Written task
Print the range of lines that opens with the line containing "What does this" and closes with the last line of the listing. Include both ends; print nothing more.

Data lines
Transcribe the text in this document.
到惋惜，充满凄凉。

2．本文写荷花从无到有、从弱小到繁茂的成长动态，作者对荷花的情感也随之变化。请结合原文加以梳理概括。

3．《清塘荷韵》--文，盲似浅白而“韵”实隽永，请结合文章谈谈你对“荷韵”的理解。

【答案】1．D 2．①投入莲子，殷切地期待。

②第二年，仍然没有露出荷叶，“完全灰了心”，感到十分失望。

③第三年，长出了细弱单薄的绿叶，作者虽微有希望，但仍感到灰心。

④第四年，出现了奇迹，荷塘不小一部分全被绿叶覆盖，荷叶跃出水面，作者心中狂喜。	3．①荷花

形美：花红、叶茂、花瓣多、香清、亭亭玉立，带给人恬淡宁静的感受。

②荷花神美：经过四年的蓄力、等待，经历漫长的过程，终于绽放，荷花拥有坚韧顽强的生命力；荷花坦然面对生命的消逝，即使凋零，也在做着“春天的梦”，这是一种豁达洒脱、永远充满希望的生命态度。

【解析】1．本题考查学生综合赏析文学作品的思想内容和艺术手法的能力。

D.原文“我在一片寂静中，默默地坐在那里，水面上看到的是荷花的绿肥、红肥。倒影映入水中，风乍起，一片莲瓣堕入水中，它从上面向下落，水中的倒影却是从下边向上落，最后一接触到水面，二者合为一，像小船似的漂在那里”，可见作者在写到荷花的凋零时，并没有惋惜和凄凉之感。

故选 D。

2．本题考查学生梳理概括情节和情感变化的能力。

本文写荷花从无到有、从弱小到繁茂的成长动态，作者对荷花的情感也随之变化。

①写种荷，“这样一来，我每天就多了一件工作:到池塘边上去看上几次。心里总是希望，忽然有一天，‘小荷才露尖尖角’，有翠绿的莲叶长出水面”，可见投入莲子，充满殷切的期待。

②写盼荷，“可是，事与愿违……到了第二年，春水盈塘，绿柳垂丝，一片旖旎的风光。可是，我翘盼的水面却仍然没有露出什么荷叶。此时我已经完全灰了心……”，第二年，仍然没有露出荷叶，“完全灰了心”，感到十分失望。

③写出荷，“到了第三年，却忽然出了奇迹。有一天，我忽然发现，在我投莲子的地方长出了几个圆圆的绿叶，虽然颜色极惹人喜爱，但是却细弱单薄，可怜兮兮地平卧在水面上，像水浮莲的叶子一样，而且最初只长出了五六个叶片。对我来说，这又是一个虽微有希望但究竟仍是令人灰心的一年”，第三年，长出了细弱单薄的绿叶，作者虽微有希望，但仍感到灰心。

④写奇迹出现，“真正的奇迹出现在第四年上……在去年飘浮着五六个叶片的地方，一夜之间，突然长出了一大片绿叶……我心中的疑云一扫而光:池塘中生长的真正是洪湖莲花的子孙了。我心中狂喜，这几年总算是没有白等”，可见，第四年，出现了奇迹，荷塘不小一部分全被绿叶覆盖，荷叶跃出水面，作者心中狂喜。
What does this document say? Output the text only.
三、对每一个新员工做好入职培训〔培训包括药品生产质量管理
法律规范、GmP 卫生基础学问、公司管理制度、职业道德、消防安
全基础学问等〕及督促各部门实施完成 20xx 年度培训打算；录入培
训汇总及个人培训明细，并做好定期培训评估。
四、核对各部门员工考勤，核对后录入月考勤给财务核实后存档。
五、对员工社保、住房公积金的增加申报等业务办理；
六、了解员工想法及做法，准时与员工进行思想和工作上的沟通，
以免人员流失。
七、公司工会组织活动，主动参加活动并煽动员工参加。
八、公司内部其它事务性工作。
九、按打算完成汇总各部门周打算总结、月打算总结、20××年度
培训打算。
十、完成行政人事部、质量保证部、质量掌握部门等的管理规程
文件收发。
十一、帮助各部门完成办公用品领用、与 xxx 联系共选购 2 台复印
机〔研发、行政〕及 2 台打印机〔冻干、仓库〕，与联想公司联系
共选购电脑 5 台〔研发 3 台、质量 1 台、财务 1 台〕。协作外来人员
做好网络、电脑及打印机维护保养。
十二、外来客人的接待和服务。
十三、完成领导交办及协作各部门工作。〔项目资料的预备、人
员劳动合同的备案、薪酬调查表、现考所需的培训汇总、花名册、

Output below
What does this document say? Output the text only.
三、对每一个新员工做好入职培训〔培训包括药品生产质量管理
法律规范、GmP 卫生基础学问、公司管理制度、职业道德、消防安
全基础学问等〕及督促各部门实施完成 20xx 年度培训打算；录入培
训汇总及个人培训明细，并做好定期培训评估。
四、核对各部门员工考勤，核对后录入月考勤给财务核实后存档。
五、对员工社保、住房公积金的增加申报等业务办理；
六、了解员工想法及做法，准时与员工进行思想和工作上的沟通，
以免人员流失。
七、公司工会组织活动，主动参加活动并煽动员工参加。
八、公司内部其它事务性工作。
九、按打算完成汇总各部门周打算总结、月打算总结、20××年度
培训打算。
十、完成行政人事部、质量保证部、质量掌握部门等的管理规程
文件收发。
十一、帮助各部门完成办公用品领用、与 xxx 联系共选购 2 台复印
机〔研发、行政〕及 2 台打印机〔冻干、仓库〕，与联想公司联系
共选购电脑 5 台〔研发 3 台、质量 1 台、财务 1 台〕。协作外来人员
做好网络、电脑及打印机维护保养。
十二、外来客人的接待和服务。
十三、完成领导交办及协作各部门工作。〔项目资料的预备、人
员劳动合同的备案、薪酬调查表、现考所需的培训汇总、花名册、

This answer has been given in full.